> DATA FOR THIS TASK
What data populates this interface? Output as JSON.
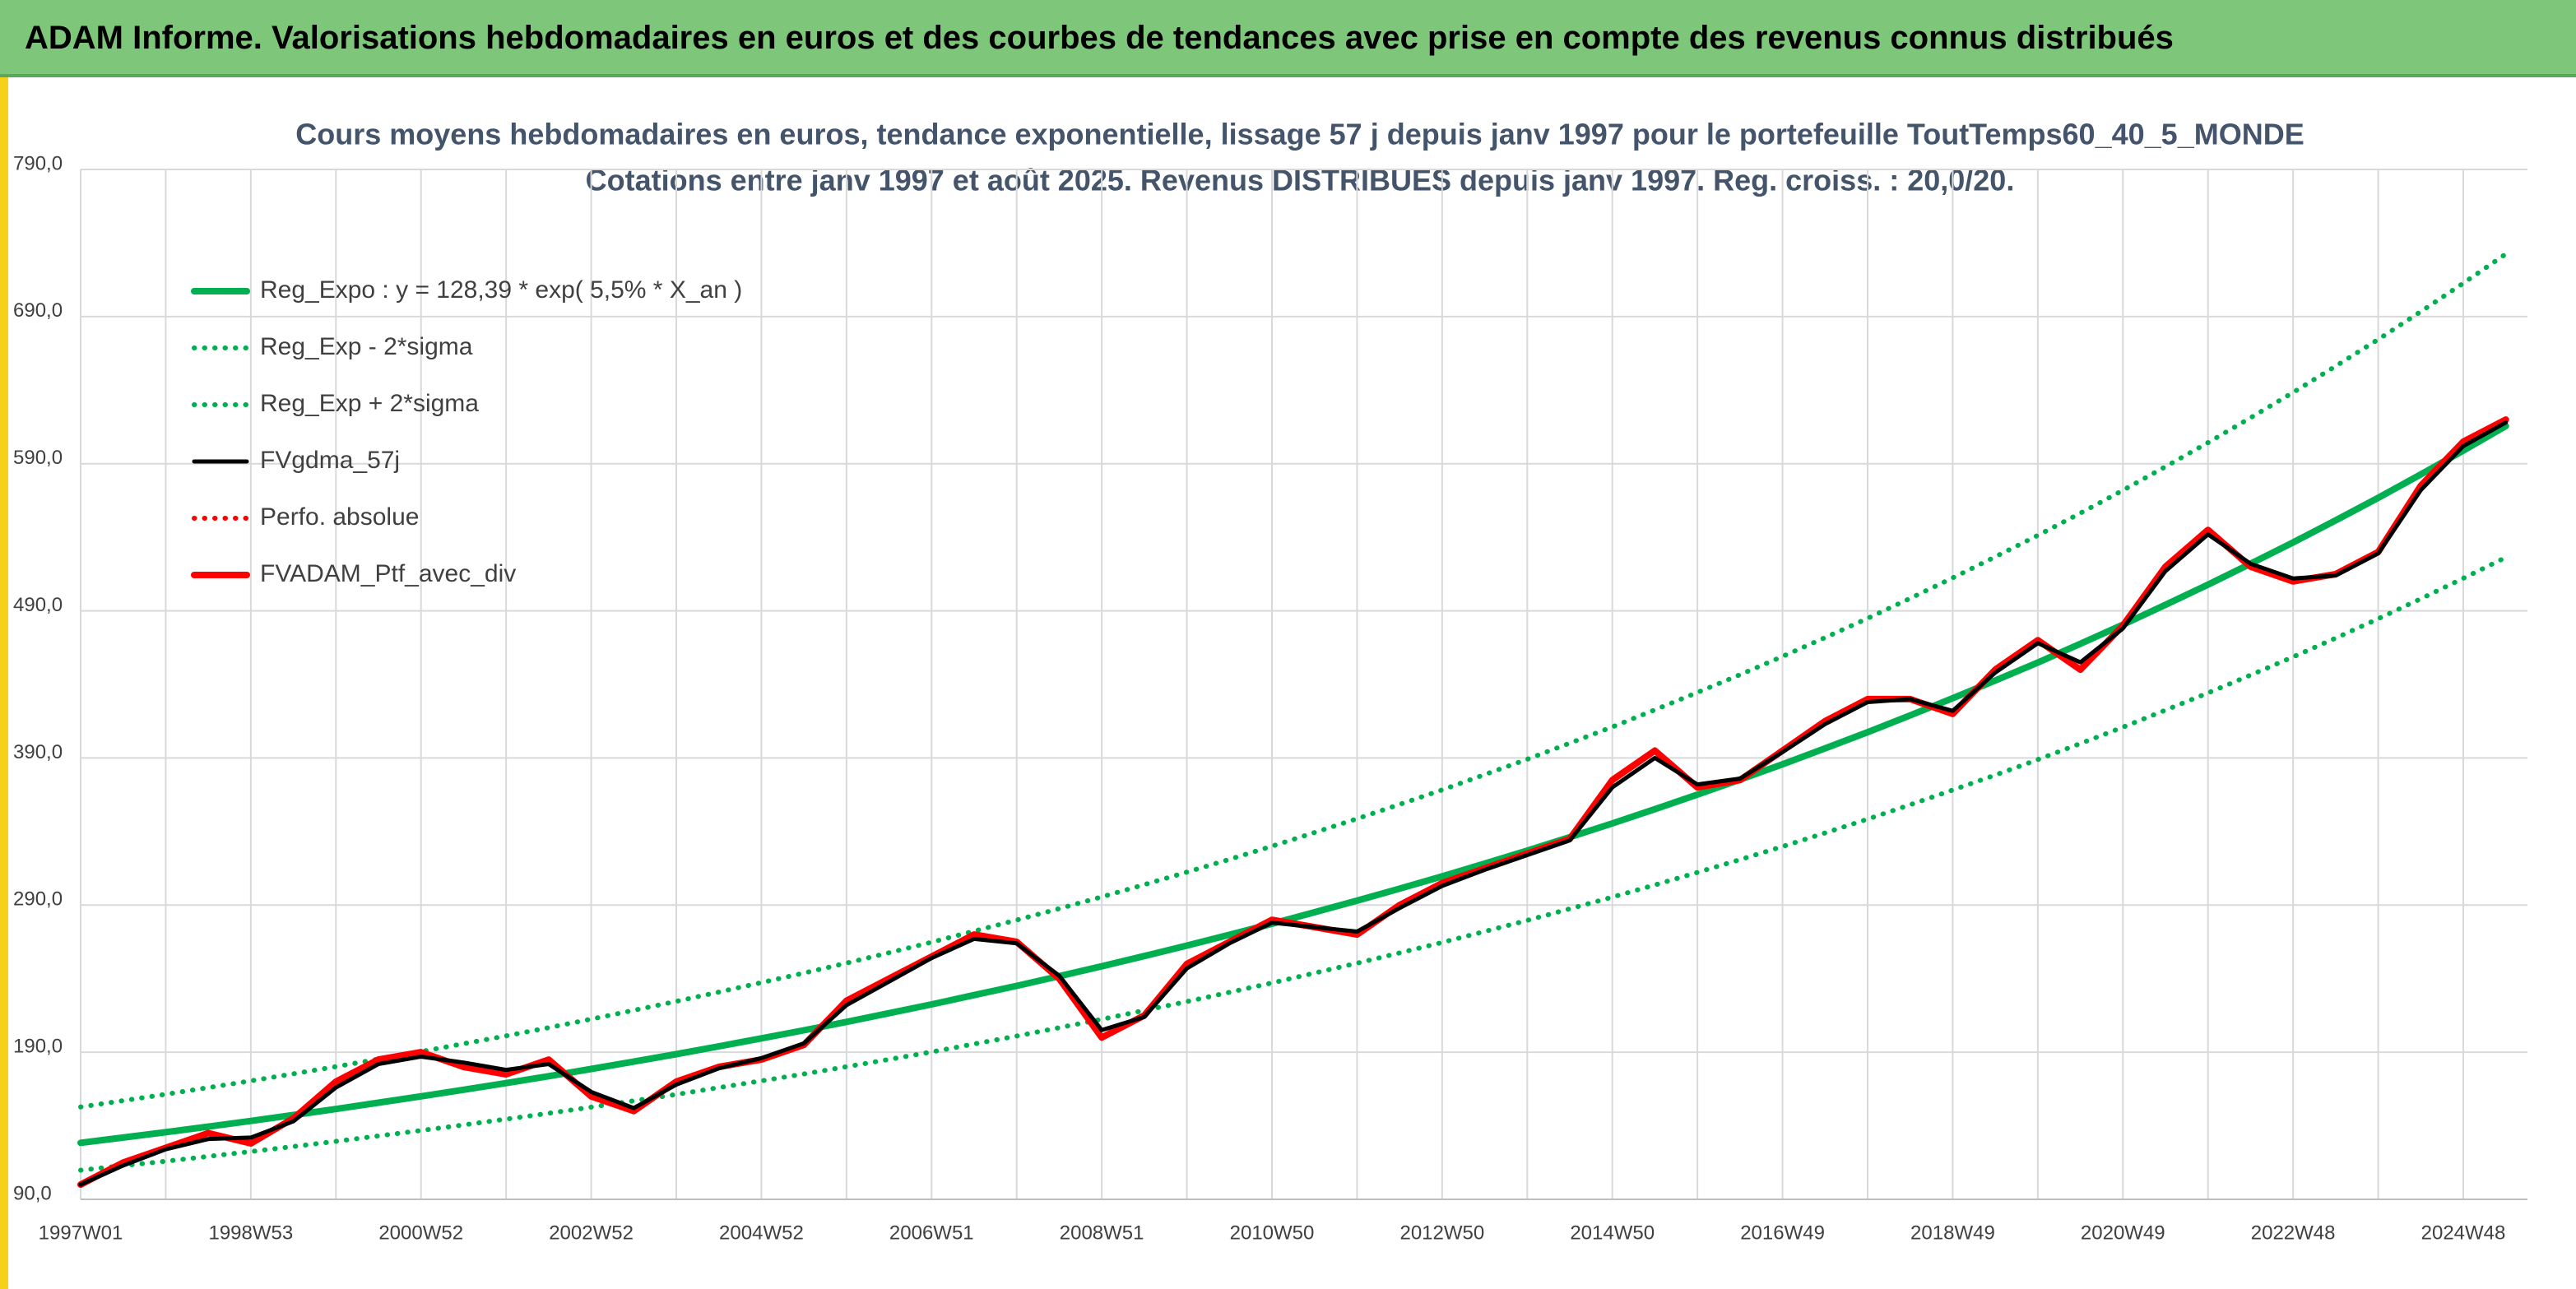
{
  "header": "ADAM Informe. Valorisations hebdomadaires en euros et des courbes de tendances avec prise en compte des revenus connus distribués",
  "chart_data": {
    "type": "line",
    "title": "Cours moyens hebdomadaires en euros, tendance exponentielle, lissage 57 j depuis janv 1997 pour le portefeuille ToutTemps60_40_5_MONDE",
    "subtitle": "Cotations entre janv 1997 et août 2025. Revenus DISTRIBUES depuis janv 1997. Reg. croiss. : 20,0/20.",
    "categories": [
      "1997W01",
      null,
      null,
      null,
      "1998W53",
      null,
      null,
      null,
      "2000W52",
      null,
      null,
      null,
      "2002W52",
      null,
      null,
      null,
      "2004W52",
      null,
      null,
      null,
      "2006W51",
      null,
      null,
      null,
      "2008W51",
      null,
      null,
      null,
      "2010W50",
      null,
      null,
      null,
      "2012W50",
      null,
      null,
      null,
      "2014W50",
      null,
      null,
      null,
      "2016W49",
      null,
      null,
      null,
      "2018W49",
      null,
      null,
      null,
      "2020W49",
      null,
      null,
      null,
      "2022W48",
      null,
      null,
      null,
      "2024W48",
      null
    ],
    "ylim": [
      90,
      790
    ],
    "yticks": [
      {
        "value": 90,
        "label": "90,0"
      },
      {
        "value": 190,
        "label": "190,0"
      },
      {
        "value": 290,
        "label": "290,0"
      },
      {
        "value": 390,
        "label": "390,0"
      },
      {
        "value": 490,
        "label": "490,0"
      },
      {
        "value": 590,
        "label": "590,0"
      },
      {
        "value": 690,
        "label": "690,0"
      },
      {
        "value": 790,
        "label": "790,0"
      }
    ],
    "grid": true,
    "legend": "upper left",
    "series": [
      {
        "name": "Reg_Expo : y = 128,39 * exp( 5,5% *  X_an )",
        "color": "#00b050",
        "style": "solid",
        "values": [
          128.4,
          132.0,
          135.6,
          139.4,
          143.3,
          147.3,
          151.4,
          155.7,
          160.0,
          164.5,
          169.0,
          173.7,
          178.6,
          183.6,
          188.7,
          194.0,
          199.4,
          204.9,
          210.6,
          216.5,
          222.5,
          228.8,
          235.1,
          241.7,
          248.4,
          255.4,
          262.5,
          269.8,
          277.3,
          285.1,
          293.0,
          301.2,
          309.5,
          318.2,
          327.0,
          336.2,
          345.5,
          355.2,
          365.1,
          375.3,
          385.7,
          396.5,
          407.5,
          418.9,
          430.6,
          442.6,
          454.9,
          467.6,
          480.6,
          494.1,
          507.8,
          522.0,
          536.5,
          551.5,
          566.8,
          582.7,
          598.9,
          615.6
        ]
      },
      {
        "name": "Reg_Exp - 2*sigma",
        "color": "#00b050",
        "style": "dotted",
        "values": [
          109.8,
          112.9,
          115.9,
          119.2,
          122.5,
          125.9,
          129.4,
          133.1,
          136.8,
          140.6,
          144.5,
          148.5,
          152.7,
          157.0,
          161.3,
          165.9,
          170.5,
          175.2,
          180.1,
          185.1,
          190.2,
          195.6,
          201.0,
          206.7,
          212.4,
          218.4,
          224.4,
          230.7,
          237.1,
          243.8,
          250.5,
          257.5,
          264.6,
          272.1,
          279.6,
          287.5,
          295.4,
          303.7,
          312.2,
          320.9,
          329.8,
          339.0,
          348.4,
          358.2,
          368.2,
          378.4,
          388.9,
          399.8,
          410.9,
          422.5,
          434.2,
          446.3,
          458.7,
          471.5,
          484.6,
          498.2,
          512.1,
          526.3
        ]
      },
      {
        "name": "Reg_Exp + 2*sigma",
        "color": "#00b050",
        "style": "dotted",
        "values": [
          152.8,
          157.1,
          161.4,
          165.9,
          170.5,
          175.3,
          180.2,
          185.3,
          190.4,
          195.8,
          201.1,
          206.7,
          212.5,
          218.5,
          224.6,
          230.9,
          237.3,
          243.8,
          250.6,
          257.6,
          264.8,
          272.3,
          279.8,
          287.6,
          295.6,
          303.9,
          312.4,
          321.1,
          330.0,
          339.3,
          348.7,
          358.4,
          368.3,
          378.7,
          389.1,
          400.1,
          411.1,
          422.7,
          434.5,
          446.6,
          459.0,
          471.8,
          484.9,
          498.5,
          512.4,
          526.7,
          541.3,
          556.4,
          571.9,
          588.0,
          604.3,
          621.2,
          638.4,
          656.3,
          674.5,
          693.4,
          712.7,
          732.6
        ]
      },
      {
        "name": "FVgdma_57j",
        "color": "#000000",
        "style": "solid",
        "values": [
          100,
          113,
          124,
          131,
          132,
          143,
          166,
          182,
          187,
          183,
          178,
          182,
          163,
          152,
          168,
          179,
          186,
          196,
          222,
          238,
          254,
          267,
          264,
          242,
          205,
          214,
          247,
          264,
          278,
          275,
          272,
          288,
          303,
          314,
          324,
          334,
          370,
          390,
          372,
          376,
          394,
          413,
          428,
          430,
          422,
          448,
          468,
          455,
          478,
          517,
          542,
          522,
          512,
          514,
          529,
          572,
          602,
          618
        ]
      },
      {
        "name": "Perfo. absolue",
        "color": "#ff0000",
        "style": "dotted",
        "values": [
          100,
          115,
          125,
          135,
          128,
          145,
          170,
          185,
          190,
          180,
          175,
          185,
          160,
          150,
          170,
          180,
          185,
          195,
          225,
          240,
          255,
          270,
          265,
          240,
          200,
          215,
          250,
          265,
          280,
          275,
          270,
          290,
          305,
          315,
          325,
          335,
          375,
          395,
          370,
          375,
          395,
          415,
          430,
          430,
          420,
          450,
          470,
          450,
          480,
          520,
          545,
          520,
          510,
          515,
          530,
          575,
          605,
          620
        ]
      },
      {
        "name": "FVADAM_Ptf_avec_div",
        "color": "#ff0000",
        "style": "solid",
        "values": [
          100,
          115,
          125,
          135,
          128,
          145,
          170,
          185,
          190,
          180,
          175,
          185,
          160,
          150,
          170,
          180,
          185,
          195,
          225,
          240,
          255,
          270,
          265,
          240,
          200,
          215,
          250,
          265,
          280,
          275,
          270,
          290,
          305,
          315,
          325,
          335,
          375,
          395,
          370,
          375,
          395,
          415,
          430,
          430,
          420,
          450,
          470,
          450,
          480,
          520,
          545,
          520,
          510,
          515,
          530,
          575,
          605,
          620
        ]
      }
    ]
  }
}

> AIM
Give the number of lines in the data that contain "hebdomadaires", with no other words.

> ANSWER TO THE TASK
2